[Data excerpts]
▬▬▬▬▬▬▬▬▬▬
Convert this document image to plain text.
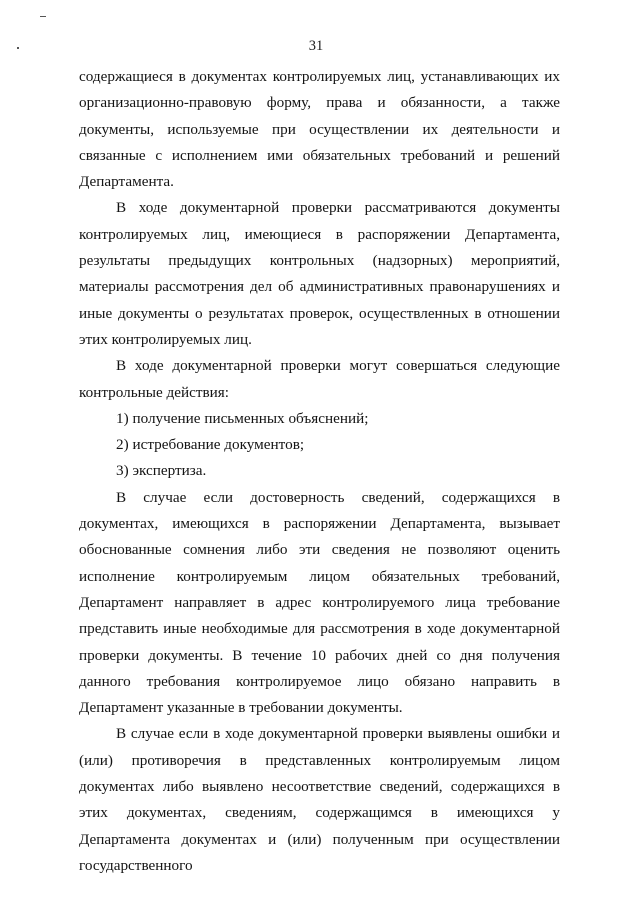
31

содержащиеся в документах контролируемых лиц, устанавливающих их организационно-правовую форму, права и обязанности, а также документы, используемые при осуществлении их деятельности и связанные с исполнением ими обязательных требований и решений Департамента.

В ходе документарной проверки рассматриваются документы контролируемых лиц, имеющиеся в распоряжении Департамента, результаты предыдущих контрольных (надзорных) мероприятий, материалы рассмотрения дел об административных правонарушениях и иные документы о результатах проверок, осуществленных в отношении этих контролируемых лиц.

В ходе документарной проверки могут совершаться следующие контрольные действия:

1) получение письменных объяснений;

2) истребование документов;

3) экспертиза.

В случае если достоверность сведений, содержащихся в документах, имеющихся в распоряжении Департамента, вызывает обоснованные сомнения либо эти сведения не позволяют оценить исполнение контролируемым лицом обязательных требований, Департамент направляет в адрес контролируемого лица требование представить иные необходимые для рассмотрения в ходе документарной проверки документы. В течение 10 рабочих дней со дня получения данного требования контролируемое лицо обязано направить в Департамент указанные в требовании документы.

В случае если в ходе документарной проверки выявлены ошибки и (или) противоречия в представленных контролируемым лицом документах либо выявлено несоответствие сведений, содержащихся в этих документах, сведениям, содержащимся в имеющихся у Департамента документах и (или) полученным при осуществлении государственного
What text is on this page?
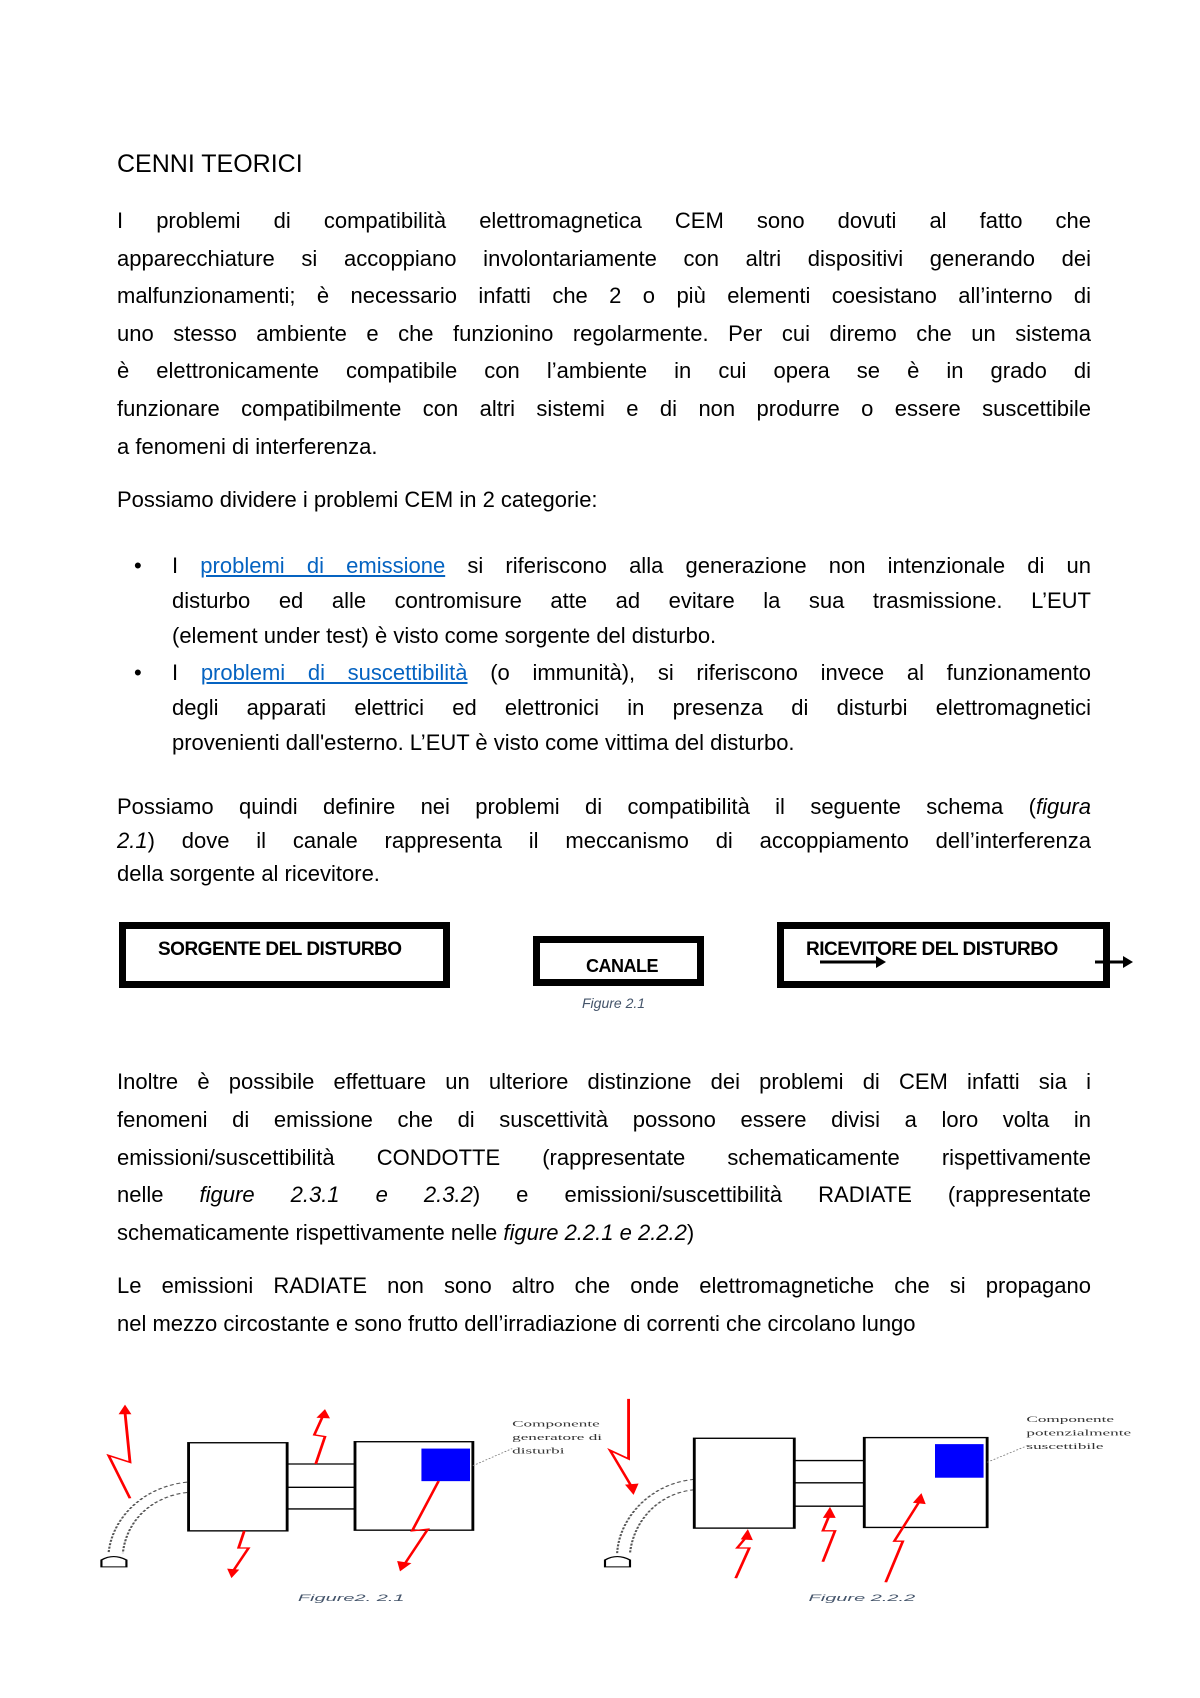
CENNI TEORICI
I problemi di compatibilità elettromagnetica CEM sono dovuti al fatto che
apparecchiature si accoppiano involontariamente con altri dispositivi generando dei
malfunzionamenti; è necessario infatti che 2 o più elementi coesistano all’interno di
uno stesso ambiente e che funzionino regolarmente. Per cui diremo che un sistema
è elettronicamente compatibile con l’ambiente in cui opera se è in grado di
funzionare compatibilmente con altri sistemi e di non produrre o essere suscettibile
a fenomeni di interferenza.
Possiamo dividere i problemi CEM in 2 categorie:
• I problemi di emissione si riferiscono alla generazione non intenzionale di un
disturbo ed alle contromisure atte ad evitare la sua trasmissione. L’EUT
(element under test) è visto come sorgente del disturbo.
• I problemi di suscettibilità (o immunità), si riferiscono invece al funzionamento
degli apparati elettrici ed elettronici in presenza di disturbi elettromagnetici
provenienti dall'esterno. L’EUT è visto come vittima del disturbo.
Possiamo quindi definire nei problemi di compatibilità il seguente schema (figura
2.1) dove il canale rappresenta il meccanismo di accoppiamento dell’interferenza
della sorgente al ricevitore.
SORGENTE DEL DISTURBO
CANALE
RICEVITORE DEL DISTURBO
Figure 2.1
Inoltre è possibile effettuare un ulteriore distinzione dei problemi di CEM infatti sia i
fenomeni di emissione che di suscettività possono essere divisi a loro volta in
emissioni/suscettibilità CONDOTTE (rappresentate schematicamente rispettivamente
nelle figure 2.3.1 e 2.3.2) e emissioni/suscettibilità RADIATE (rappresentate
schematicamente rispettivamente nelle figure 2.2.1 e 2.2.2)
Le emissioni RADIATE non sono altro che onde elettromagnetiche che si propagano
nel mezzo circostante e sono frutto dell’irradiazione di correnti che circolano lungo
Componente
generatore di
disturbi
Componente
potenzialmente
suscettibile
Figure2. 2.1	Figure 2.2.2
▬▬▬▬▬▬▬▬▬▬
Quote all the lines above exactly as given. Do not include the pictures.

Convert this document image to plain text.
31

содержащиеся в документах контролируемых лиц, устанавливающих их организационно-правовую форму, права и обязанности, а также документы, используемые при осуществлении их деятельности и связанные с исполнением ими обязательных требований и решений Департамента.

В ходе документарной проверки рассматриваются документы контролируемых лиц, имеющиеся в распоряжении Департамента, результаты предыдущих контрольных (надзорных) мероприятий, материалы рассмотрения дел об административных правонарушениях и иные документы о результатах проверок, осуществленных в отношении этих контролируемых лиц.

В ходе документарной проверки могут совершаться следующие контрольные действия:

1) получение письменных объяснений;

2) истребование документов;

3) экспертиза.

В случае если достоверность сведений, содержащихся в документах, имеющихся в распоряжении Департамента, вызывает обоснованные сомнения либо эти сведения не позволяют оценить исполнение контролируемым лицом обязательных требований, Департамент направляет в адрес контролируемого лица требование представить иные необходимые для рассмотрения в ходе документарной проверки документы. В течение 10 рабочих дней со дня получения данного требования контролируемое лицо обязано направить в Департамент указанные в требовании документы.

В случае если в ходе документарной проверки выявлены ошибки и (или) противоречия в представленных контролируемым лицом документах либо выявлено несоответствие сведений, содержащихся в этих документах, сведениям, содержащимся в имеющихся у Департамента документах и (или) полученным при осуществлении государственного
What text is on this page?
CENNI TEORICI
I problemi di compatibilità elettromagnetica CEM sono dovuti al fatto che
apparecchiature si accoppiano involontariamente con altri dispositivi generando dei
malfunzionamenti; è necessario infatti che 2 o più elementi coesistano all’interno di
uno stesso ambiente e che funzionino regolarmente. Per cui diremo che un sistema
è elettronicamente compatibile con l’ambiente in cui opera se è in grado di
funzionare compatibilmente con altri sistemi e di non produrre o essere suscettibile
a fenomeni di interferenza.
Possiamo dividere i problemi CEM in 2 categorie:
• I problemi di emissione si riferiscono alla generazione non intenzionale di un
disturbo ed alle contromisure atte ad evitare la sua trasmissione. L’EUT
(element under test) è visto come sorgente del disturbo.
• I problemi di suscettibilità (o immunità), si riferiscono invece al funzionamento
degli apparati elettrici ed elettronici in presenza di disturbi elettromagnetici
provenienti dall'esterno. L’EUT è visto come vittima del disturbo.
Possiamo quindi definire nei problemi di compatibilità il seguente schema (figura
2.1) dove il canale rappresenta il meccanismo di accoppiamento dell’interferenza
della sorgente al ricevitore.
SORGENTE DEL DISTURBO
CANALE
RICEVITORE DEL DISTURBO
Figure 2.1
Inoltre è possibile effettuare un ulteriore distinzione dei problemi di CEM infatti sia i
fenomeni di emissione che di suscettività possono essere divisi a loro volta in
emissioni/suscettibilità CONDOTTE (rappresentate schematicamente rispettivamente
nelle figure 2.3.1 e 2.3.2) e emissioni/suscettibilità RADIATE (rappresentate
schematicamente rispettivamente nelle figure 2.2.1 e 2.2.2)
Le emissioni RADIATE non sono altro che onde elettromagnetiche che si propagano
nel mezzo circostante e sono frutto dell’irradiazione di correnti che circolano lungo
Componente
generatore di
disturbi
Componente
potenzialmente
suscettibile
Figure2. 2.1	Figure 2.2.2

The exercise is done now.